## START
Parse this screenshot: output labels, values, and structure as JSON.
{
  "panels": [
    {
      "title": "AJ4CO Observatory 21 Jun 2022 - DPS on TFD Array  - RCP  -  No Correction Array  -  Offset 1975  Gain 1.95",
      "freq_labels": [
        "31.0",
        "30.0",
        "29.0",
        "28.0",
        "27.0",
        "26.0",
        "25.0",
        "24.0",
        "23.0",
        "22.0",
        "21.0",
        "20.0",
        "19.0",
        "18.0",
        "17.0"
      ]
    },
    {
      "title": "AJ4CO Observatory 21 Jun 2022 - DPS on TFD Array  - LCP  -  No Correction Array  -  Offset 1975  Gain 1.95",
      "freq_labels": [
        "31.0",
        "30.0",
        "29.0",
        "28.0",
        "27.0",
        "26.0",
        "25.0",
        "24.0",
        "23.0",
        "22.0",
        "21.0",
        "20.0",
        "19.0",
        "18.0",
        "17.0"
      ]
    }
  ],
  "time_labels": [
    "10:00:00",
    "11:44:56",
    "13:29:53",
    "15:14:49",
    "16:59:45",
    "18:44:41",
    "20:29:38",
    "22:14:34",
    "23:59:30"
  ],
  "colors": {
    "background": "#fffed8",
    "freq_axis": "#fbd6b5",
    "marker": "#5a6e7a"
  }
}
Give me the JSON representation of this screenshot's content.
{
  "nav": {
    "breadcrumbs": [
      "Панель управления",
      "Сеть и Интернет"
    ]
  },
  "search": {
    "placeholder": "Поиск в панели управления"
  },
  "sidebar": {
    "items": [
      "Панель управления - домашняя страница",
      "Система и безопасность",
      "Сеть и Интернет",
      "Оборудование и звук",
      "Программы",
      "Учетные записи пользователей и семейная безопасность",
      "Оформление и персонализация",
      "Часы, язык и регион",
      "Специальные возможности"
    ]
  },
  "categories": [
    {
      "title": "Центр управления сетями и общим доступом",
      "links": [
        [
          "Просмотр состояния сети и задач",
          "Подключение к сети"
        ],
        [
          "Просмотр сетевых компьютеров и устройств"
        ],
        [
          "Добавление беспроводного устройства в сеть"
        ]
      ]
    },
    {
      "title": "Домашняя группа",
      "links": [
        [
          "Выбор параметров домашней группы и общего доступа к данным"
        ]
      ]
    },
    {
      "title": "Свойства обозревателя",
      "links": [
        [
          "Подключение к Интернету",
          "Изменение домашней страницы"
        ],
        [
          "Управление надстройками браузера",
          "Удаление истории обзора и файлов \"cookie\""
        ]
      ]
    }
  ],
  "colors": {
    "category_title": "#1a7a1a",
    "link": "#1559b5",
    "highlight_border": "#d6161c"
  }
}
## END
• **What to work on**:
In the records above, find each line that holds the word "сети"; copy all such lines.

• **Correct output**:
          "Просмотр состояния сети и задач",
          "Подключение к сети"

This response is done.